**What the task asks**
Show each line that has the string "asked" in it.
**** Records supplied ****
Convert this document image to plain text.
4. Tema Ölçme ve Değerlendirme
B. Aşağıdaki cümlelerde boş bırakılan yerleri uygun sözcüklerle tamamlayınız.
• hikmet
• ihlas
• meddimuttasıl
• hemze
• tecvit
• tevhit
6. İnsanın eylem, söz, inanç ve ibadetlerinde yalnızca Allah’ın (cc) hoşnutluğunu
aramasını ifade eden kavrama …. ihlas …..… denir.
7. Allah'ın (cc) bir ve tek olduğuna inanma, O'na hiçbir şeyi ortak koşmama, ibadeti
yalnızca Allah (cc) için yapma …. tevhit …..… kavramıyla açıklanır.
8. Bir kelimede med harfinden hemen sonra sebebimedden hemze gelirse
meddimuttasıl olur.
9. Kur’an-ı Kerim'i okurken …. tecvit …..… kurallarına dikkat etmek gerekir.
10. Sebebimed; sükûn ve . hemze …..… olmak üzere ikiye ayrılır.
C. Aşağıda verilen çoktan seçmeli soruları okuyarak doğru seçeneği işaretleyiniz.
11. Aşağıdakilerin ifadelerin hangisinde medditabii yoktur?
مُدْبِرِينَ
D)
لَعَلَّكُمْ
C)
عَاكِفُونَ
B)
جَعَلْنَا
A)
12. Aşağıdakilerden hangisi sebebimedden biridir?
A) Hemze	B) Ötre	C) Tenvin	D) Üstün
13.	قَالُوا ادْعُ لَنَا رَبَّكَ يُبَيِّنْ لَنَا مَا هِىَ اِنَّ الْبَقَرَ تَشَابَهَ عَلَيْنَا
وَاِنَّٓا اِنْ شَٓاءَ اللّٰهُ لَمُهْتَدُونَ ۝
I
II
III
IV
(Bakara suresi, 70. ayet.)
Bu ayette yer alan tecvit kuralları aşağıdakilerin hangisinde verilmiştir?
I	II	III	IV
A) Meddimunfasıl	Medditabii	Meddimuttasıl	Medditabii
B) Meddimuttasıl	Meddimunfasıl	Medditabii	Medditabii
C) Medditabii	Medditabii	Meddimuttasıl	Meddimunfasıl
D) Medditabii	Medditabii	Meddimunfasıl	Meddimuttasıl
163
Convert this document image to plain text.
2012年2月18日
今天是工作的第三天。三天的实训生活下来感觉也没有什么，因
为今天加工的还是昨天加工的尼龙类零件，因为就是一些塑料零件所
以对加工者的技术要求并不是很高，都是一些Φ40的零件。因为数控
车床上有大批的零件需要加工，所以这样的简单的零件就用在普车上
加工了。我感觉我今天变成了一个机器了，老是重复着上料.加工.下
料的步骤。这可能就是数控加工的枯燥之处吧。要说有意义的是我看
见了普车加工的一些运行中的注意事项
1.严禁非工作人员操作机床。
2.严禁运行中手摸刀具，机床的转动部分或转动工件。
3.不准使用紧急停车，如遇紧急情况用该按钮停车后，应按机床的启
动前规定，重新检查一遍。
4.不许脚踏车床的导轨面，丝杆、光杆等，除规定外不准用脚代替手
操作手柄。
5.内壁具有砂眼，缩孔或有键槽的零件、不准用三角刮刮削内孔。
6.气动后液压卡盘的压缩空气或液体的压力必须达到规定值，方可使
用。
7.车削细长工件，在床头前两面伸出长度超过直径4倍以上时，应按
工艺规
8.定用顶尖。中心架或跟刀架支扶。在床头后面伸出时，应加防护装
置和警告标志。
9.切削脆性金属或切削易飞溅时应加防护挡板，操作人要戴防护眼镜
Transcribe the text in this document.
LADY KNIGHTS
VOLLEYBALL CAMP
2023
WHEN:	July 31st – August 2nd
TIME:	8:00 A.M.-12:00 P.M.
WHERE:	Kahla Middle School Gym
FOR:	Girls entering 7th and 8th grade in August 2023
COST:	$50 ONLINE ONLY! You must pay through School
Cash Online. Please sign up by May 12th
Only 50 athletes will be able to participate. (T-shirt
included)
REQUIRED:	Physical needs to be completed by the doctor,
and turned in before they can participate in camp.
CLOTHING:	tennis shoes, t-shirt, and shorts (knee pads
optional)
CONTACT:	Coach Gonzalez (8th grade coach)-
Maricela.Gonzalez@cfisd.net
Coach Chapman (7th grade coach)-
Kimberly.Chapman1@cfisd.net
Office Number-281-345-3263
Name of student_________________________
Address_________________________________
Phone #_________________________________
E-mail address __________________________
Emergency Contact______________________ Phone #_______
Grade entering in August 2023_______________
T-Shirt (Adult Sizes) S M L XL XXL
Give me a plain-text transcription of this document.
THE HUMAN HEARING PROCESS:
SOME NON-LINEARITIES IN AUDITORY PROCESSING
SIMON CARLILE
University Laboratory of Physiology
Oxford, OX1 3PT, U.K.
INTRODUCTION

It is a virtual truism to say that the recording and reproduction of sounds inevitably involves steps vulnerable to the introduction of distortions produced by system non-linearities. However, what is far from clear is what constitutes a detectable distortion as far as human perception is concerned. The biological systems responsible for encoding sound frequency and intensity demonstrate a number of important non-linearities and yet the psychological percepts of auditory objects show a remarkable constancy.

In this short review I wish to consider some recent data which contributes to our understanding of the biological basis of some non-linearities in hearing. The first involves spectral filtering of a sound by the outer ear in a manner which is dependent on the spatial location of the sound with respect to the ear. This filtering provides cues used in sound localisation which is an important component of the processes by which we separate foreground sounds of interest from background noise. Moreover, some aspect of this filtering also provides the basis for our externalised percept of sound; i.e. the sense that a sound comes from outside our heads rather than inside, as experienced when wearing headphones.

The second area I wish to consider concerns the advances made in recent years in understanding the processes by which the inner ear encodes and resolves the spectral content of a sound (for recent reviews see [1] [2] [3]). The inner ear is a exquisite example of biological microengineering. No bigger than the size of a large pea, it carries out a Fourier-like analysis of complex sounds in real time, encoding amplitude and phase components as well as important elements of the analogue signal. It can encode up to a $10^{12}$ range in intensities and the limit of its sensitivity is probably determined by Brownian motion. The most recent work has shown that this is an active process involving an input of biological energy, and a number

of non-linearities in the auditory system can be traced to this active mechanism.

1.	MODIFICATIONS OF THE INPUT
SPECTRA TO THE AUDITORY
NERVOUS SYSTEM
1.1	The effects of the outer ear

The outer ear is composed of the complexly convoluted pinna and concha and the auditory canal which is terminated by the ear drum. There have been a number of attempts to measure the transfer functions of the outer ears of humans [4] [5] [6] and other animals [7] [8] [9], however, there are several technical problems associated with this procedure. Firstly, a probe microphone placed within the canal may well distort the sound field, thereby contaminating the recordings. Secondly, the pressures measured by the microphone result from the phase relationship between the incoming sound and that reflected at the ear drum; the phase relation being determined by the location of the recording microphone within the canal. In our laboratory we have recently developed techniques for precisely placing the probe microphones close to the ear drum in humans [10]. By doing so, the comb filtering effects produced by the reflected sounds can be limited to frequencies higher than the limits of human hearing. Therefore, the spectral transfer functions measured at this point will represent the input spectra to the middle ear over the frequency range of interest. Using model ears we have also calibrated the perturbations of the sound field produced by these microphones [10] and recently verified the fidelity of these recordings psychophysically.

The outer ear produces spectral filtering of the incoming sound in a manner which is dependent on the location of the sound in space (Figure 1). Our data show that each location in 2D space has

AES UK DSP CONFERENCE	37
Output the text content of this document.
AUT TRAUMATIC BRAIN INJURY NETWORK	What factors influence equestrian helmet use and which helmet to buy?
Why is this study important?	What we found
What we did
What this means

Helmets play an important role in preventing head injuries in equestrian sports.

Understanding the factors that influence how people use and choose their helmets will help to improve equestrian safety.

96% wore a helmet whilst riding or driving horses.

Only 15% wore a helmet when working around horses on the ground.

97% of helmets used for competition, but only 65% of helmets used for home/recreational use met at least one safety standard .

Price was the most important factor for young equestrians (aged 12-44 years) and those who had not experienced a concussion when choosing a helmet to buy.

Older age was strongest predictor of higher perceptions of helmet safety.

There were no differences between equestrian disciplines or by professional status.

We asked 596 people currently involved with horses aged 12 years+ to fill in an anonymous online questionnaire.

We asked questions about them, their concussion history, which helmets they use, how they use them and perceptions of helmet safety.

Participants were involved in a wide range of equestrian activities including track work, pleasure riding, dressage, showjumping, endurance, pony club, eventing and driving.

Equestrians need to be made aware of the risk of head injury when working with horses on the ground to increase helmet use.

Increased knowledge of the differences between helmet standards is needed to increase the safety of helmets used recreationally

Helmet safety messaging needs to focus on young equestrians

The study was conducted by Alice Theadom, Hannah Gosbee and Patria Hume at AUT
****
**Output for this task**
We asked 596 people currently involved with horses aged 12 years+ to fill in an anonymous online questionnaire.
We asked questions about them, their concussion history, which helmets they use, how they use them and perceptions of helmet safety.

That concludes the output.